## PROBLEM TO SOLVE:
Leave the pictures out and transcribe every record exactly.

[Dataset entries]
※

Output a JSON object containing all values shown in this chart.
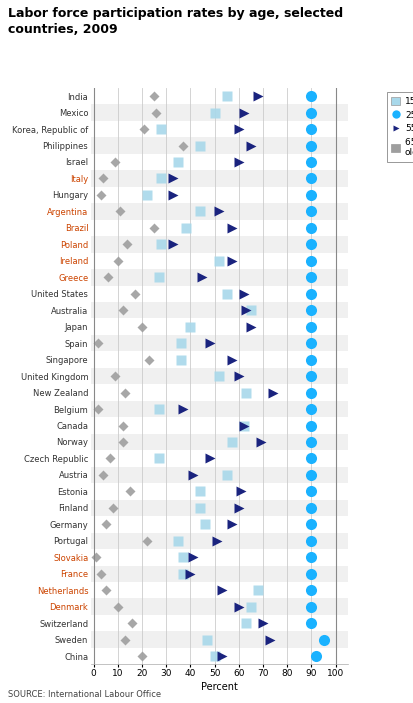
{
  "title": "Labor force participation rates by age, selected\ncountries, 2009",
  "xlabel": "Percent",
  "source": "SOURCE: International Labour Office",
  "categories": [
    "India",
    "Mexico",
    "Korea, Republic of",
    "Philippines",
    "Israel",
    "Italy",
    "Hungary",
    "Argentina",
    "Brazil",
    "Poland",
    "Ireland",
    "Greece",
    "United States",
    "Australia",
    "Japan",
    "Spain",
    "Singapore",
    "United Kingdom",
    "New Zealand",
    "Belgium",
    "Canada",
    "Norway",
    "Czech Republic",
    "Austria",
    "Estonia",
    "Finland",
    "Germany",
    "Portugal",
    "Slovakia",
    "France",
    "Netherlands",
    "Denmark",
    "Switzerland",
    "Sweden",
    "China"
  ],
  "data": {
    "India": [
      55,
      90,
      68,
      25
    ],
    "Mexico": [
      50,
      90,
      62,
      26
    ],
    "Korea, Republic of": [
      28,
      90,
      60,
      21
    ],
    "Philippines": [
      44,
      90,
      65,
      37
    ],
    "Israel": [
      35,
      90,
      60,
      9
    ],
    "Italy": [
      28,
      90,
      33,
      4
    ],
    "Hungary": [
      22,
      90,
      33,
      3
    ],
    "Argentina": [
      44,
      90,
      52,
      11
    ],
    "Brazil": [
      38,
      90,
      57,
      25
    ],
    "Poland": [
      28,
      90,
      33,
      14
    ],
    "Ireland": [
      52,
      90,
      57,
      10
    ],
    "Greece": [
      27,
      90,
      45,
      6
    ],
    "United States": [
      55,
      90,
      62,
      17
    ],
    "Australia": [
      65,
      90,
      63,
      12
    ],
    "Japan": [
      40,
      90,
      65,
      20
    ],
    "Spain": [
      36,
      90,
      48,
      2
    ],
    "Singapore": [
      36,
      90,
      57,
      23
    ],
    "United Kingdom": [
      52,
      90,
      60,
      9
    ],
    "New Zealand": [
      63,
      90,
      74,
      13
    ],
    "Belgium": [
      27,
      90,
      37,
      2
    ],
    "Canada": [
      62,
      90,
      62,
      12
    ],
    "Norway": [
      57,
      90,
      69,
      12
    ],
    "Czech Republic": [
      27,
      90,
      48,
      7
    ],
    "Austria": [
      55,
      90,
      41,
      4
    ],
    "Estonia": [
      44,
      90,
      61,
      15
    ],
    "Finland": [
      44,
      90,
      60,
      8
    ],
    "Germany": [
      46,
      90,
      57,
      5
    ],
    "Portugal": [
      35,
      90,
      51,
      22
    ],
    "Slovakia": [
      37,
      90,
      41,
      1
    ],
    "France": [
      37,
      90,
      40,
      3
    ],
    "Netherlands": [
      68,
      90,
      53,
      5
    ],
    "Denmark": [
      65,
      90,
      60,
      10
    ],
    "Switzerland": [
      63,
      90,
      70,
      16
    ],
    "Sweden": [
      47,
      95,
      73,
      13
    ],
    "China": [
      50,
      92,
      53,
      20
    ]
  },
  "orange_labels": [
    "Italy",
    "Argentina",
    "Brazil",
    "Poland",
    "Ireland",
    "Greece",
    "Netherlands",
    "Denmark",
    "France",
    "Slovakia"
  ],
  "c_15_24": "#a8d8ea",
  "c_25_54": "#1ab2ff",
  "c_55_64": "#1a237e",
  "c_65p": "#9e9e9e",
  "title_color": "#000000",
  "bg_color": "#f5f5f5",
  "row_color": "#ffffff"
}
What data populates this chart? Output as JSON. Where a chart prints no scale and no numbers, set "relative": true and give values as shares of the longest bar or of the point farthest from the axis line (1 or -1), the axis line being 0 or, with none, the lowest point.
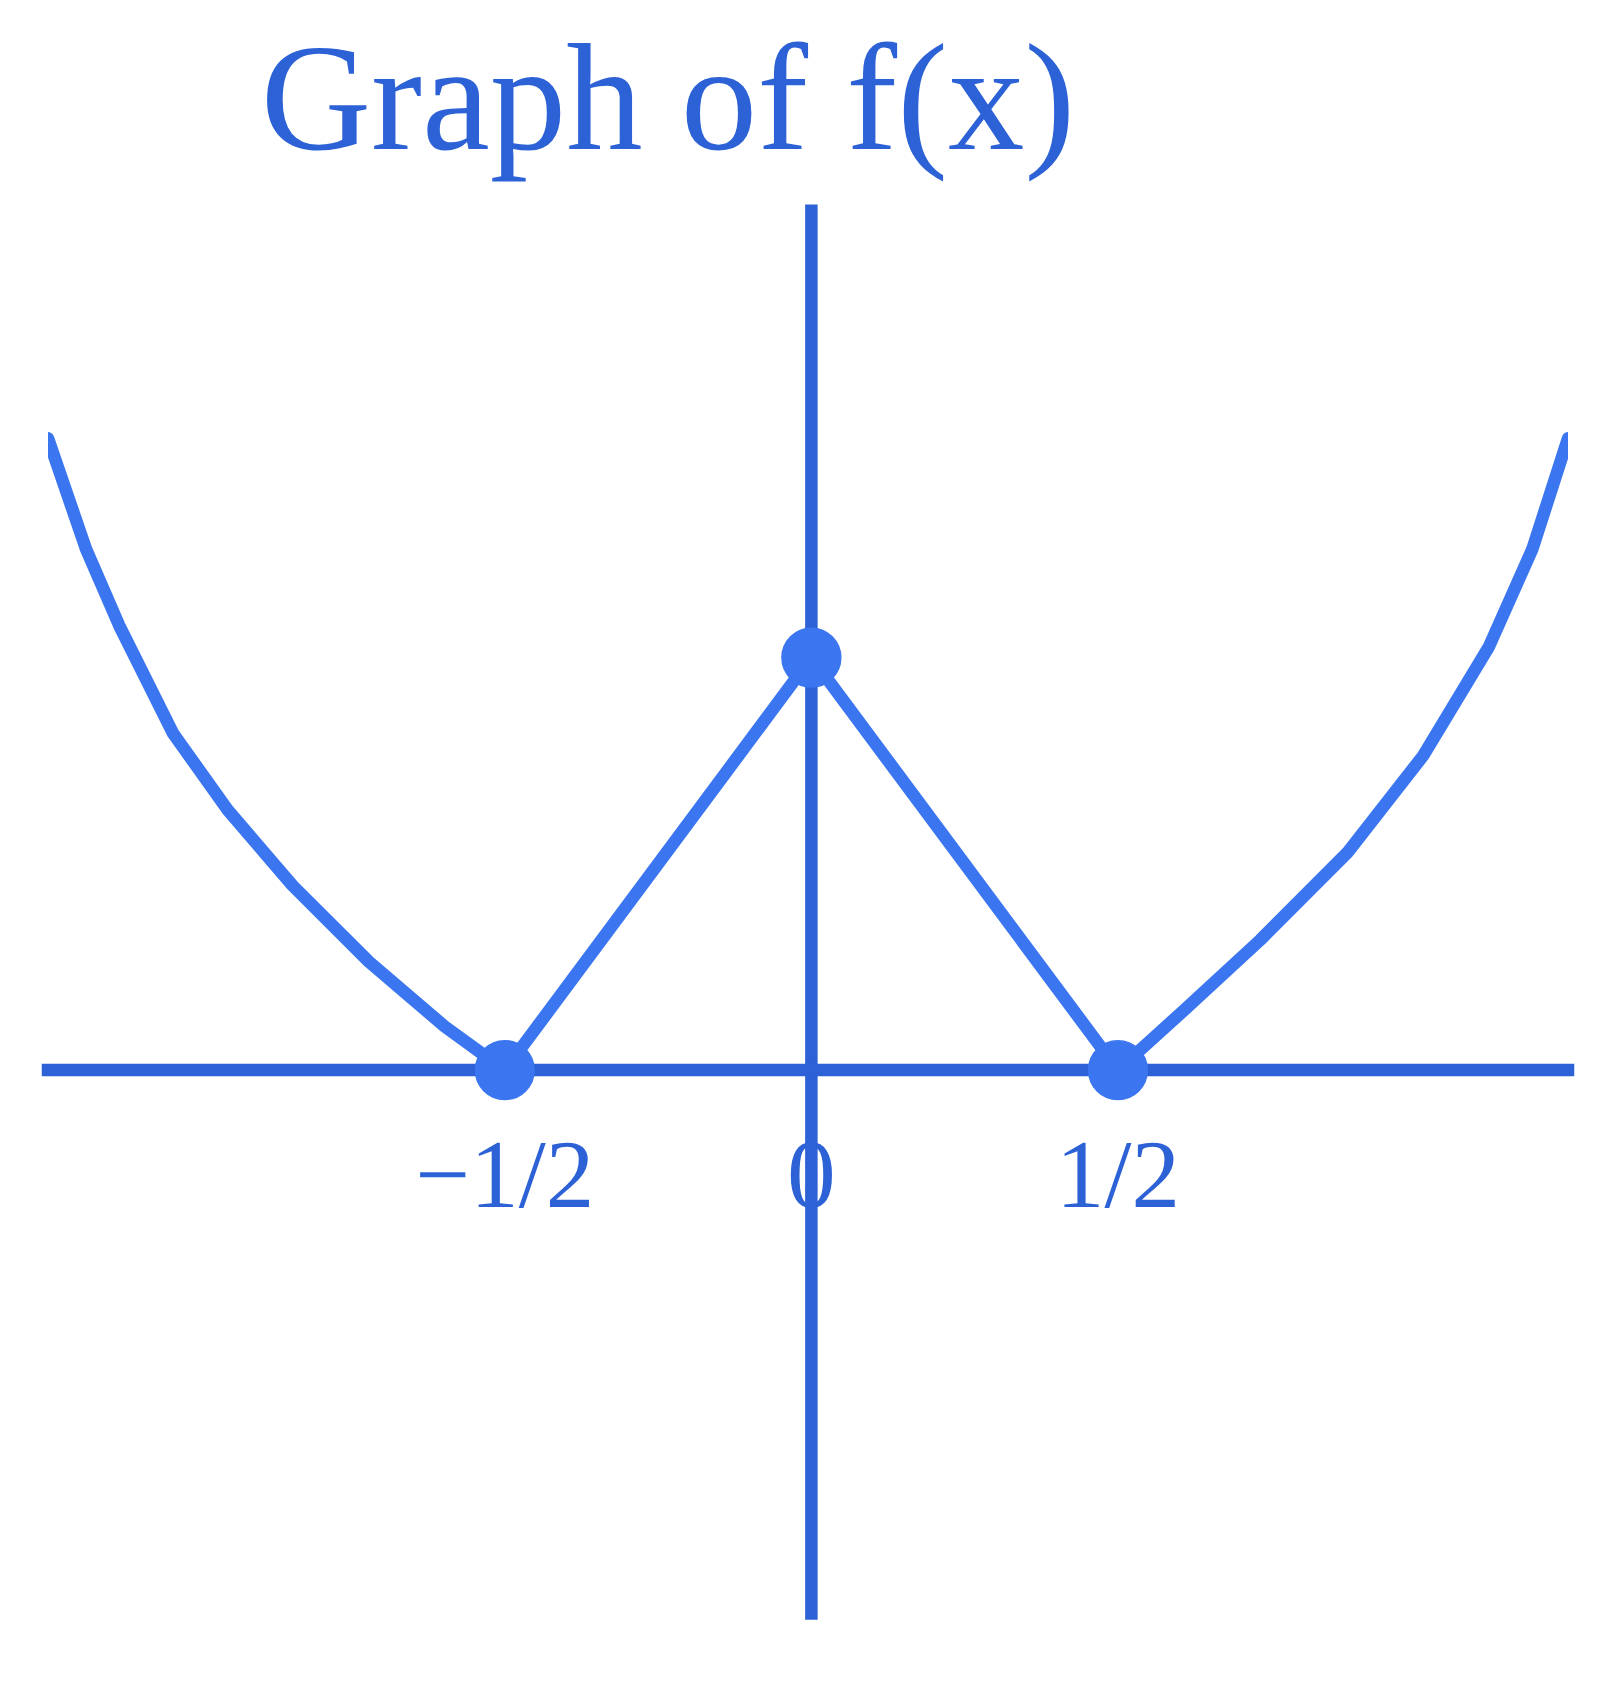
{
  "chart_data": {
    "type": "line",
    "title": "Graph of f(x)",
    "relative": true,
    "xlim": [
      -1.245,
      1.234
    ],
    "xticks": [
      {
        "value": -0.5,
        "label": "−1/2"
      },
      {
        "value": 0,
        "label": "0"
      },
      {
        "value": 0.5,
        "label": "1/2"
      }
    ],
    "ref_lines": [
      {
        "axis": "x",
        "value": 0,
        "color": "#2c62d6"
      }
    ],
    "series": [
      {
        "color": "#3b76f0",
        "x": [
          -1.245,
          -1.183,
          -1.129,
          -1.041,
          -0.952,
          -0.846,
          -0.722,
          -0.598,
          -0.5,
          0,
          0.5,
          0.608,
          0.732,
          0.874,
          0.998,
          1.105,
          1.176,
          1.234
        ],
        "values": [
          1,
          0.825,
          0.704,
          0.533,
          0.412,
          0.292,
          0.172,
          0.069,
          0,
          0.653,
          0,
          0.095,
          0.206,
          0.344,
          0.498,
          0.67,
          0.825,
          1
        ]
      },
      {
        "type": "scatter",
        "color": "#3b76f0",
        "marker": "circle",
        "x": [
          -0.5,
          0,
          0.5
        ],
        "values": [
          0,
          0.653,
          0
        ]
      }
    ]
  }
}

※

## RESULT OF THE TASK:
Output a JSON object containing all values shown in this chart.
{
  "title": "Labor force participation rates by age, selected\ncountries, 2009",
  "xlabel": "Percent",
  "source": "SOURCE: International Labour Office",
  "categories": [
    "India",
    "Mexico",
    "Korea, Republic of",
    "Philippines",
    "Israel",
    "Italy",
    "Hungary",
    "Argentina",
    "Brazil",
    "Poland",
    "Ireland",
    "Greece",
    "United States",
    "Australia",
    "Japan",
    "Spain",
    "Singapore",
    "United Kingdom",
    "New Zealand",
    "Belgium",
    "Canada",
    "Norway",
    "Czech Republic",
    "Austria",
    "Estonia",
    "Finland",
    "Germany",
    "Portugal",
    "Slovakia",
    "France",
    "Netherlands",
    "Denmark",
    "Switzerland",
    "Sweden",
    "China"
  ],
  "data": {
    "India": [
      55,
      90,
      68,
      25
    ],
    "Mexico": [
      50,
      90,
      62,
      26
    ],
    "Korea, Republic of": [
      28,
      90,
      60,
      21
    ],
    "Philippines": [
      44,
      90,
      65,
      37
    ],
    "Israel": [
      35,
      90,
      60,
      9
    ],
    "Italy": [
      28,
      90,
      33,
      4
    ],
    "Hungary": [
      22,
      90,
      33,
      3
    ],
    "Argentina": [
      44,
      90,
      52,
      11
    ],
    "Brazil": [
      38,
      90,
      57,
      25
    ],
    "Poland": [
      28,
      90,
      33,
      14
    ],
    "Ireland": [
      52,
      90,
      57,
      10
    ],
    "Greece": [
      27,
      90,
      45,
      6
    ],
    "United States": [
      55,
      90,
      62,
      17
    ],
    "Australia": [
      65,
      90,
      63,
      12
    ],
    "Japan": [
      40,
      90,
      65,
      20
    ],
    "Spain": [
      36,
      90,
      48,
      2
    ],
    "Singapore": [
      36,
      90,
      57,
      23
    ],
    "United Kingdom": [
      52,
      90,
      60,
      9
    ],
    "New Zealand": [
      63,
      90,
      74,
      13
    ],
    "Belgium": [
      27,
      90,
      37,
      2
    ],
    "Canada": [
      62,
      90,
      62,
      12
    ],
    "Norway": [
      57,
      90,
      69,
      12
    ],
    "Czech Republic": [
      27,
      90,
      48,
      7
    ],
    "Austria": [
      55,
      90,
      41,
      4
    ],
    "Estonia": [
      44,
      90,
      61,
      15
    ],
    "Finland": [
      44,
      90,
      60,
      8
    ],
    "Germany": [
      46,
      90,
      57,
      5
    ],
    "Portugal": [
      35,
      90,
      51,
      22
    ],
    "Slovakia": [
      37,
      90,
      41,
      1
    ],
    "France": [
      37,
      90,
      40,
      3
    ],
    "Netherlands": [
      68,
      90,
      53,
      5
    ],
    "Denmark": [
      65,
      90,
      60,
      10
    ],
    "Switzerland": [
      63,
      90,
      70,
      16
    ],
    "Sweden": [
      47,
      95,
      73,
      13
    ],
    "China": [
      50,
      92,
      53,
      20
    ]
  },
  "orange_labels": [
    "Italy",
    "Argentina",
    "Brazil",
    "Poland",
    "Ireland",
    "Greece",
    "Netherlands",
    "Denmark",
    "France",
    "Slovakia"
  ],
  "c_15_24": "#a8d8ea",
  "c_25_54": "#1ab2ff",
  "c_55_64": "#1a237e",
  "c_65p": "#9e9e9e",
  "title_color": "#000000",
  "bg_color": "#f5f5f5",
  "row_color": "#ffffff"
}
What data populates this chart? Output as JSON. Where a chart prints no scale and no numbers, set "relative": true and give values as shares of the longest bar or of the point farthest from the axis line (1 or -1), the axis line being 0 or, with none, the lowest point.
{
  "chart_data": {
    "type": "line",
    "title": "Graph of f(x)",
    "relative": true,
    "xlim": [
      -1.245,
      1.234
    ],
    "xticks": [
      {
        "value": -0.5,
        "label": "−1/2"
      },
      {
        "value": 0,
        "label": "0"
      },
      {
        "value": 0.5,
        "label": "1/2"
      }
    ],
    "ref_lines": [
      {
        "axis": "x",
        "value": 0,
        "color": "#2c62d6"
      }
    ],
    "series": [
      {
        "color": "#3b76f0",
        "x": [
          -1.245,
          -1.183,
          -1.129,
          -1.041,
          -0.952,
          -0.846,
          -0.722,
          -0.598,
          -0.5,
          0,
          0.5,
          0.608,
          0.732,
          0.874,
          0.998,
          1.105,
          1.176,
          1.234
        ],
        "values": [
          1,
          0.825,
          0.704,
          0.533,
          0.412,
          0.292,
          0.172,
          0.069,
          0,
          0.653,
          0,
          0.095,
          0.206,
          0.344,
          0.498,
          0.67,
          0.825,
          1
        ]
      },
      {
        "type": "scatter",
        "color": "#3b76f0",
        "marker": "circle",
        "x": [
          -0.5,
          0,
          0.5
        ],
        "values": [
          0,
          0.653,
          0
        ]
      }
    ]
  }
}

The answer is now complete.